▶ Data for this task:
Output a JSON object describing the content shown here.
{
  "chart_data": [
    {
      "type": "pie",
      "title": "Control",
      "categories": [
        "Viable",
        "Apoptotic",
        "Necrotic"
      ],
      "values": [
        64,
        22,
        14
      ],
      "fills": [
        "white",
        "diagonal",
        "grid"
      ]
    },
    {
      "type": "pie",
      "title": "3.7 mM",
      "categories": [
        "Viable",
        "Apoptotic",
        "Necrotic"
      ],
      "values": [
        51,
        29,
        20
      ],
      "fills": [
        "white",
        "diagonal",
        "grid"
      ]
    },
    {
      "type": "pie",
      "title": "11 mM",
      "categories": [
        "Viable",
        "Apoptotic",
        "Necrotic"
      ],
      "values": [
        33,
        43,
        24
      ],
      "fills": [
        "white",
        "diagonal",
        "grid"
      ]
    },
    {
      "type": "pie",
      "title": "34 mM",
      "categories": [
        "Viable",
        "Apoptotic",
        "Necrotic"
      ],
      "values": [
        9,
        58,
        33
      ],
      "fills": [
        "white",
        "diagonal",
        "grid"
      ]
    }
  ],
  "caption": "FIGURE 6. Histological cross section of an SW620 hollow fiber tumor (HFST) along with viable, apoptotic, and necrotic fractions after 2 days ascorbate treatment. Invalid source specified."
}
* * *
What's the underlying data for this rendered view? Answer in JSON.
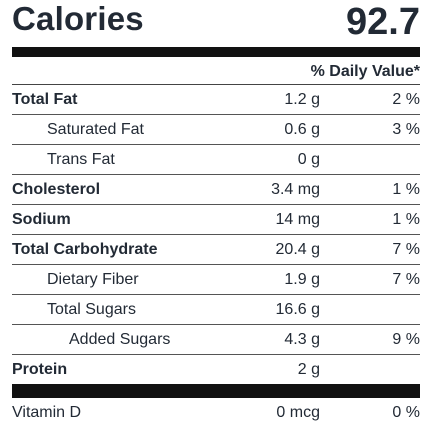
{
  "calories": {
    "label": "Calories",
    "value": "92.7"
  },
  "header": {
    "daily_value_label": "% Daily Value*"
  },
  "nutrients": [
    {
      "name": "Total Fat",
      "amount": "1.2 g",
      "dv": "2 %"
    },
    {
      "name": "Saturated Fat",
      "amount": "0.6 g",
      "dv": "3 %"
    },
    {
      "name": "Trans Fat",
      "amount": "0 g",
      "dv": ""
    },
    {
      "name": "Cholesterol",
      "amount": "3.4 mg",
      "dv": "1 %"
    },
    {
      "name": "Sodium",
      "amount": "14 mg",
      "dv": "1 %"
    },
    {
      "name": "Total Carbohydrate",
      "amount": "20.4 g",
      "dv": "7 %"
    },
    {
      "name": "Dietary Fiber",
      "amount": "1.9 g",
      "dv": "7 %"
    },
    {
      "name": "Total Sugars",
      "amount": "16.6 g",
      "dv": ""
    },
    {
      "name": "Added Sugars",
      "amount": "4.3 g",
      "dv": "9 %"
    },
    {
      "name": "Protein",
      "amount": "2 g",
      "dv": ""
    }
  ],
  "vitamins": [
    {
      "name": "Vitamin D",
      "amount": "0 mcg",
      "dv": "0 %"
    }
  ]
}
---
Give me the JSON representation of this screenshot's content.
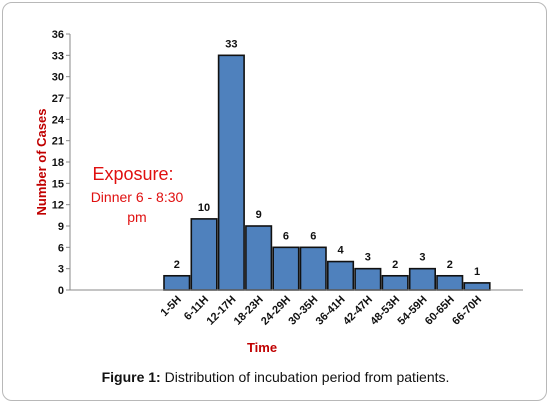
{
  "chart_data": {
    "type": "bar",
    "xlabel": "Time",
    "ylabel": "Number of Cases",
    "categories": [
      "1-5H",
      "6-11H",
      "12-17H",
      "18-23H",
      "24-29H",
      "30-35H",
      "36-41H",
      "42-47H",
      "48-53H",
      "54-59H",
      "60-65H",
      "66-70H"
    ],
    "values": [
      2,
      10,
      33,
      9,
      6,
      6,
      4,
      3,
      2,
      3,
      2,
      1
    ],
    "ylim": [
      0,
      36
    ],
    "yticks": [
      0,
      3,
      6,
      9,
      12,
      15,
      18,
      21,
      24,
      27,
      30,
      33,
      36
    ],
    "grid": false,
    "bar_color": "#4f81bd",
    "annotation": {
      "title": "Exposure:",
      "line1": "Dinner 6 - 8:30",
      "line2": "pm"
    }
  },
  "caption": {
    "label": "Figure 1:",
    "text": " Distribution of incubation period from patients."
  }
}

▶ About this exercise: Only lines containing the string "title" belong in the answer; find them in the data above and copy them.

▶ Worked solution:
      "title": "Control",
      "title": "3.7 mM",
      "title": "11 mM",
      "title": "34 mM",
      "title": "Exposure:",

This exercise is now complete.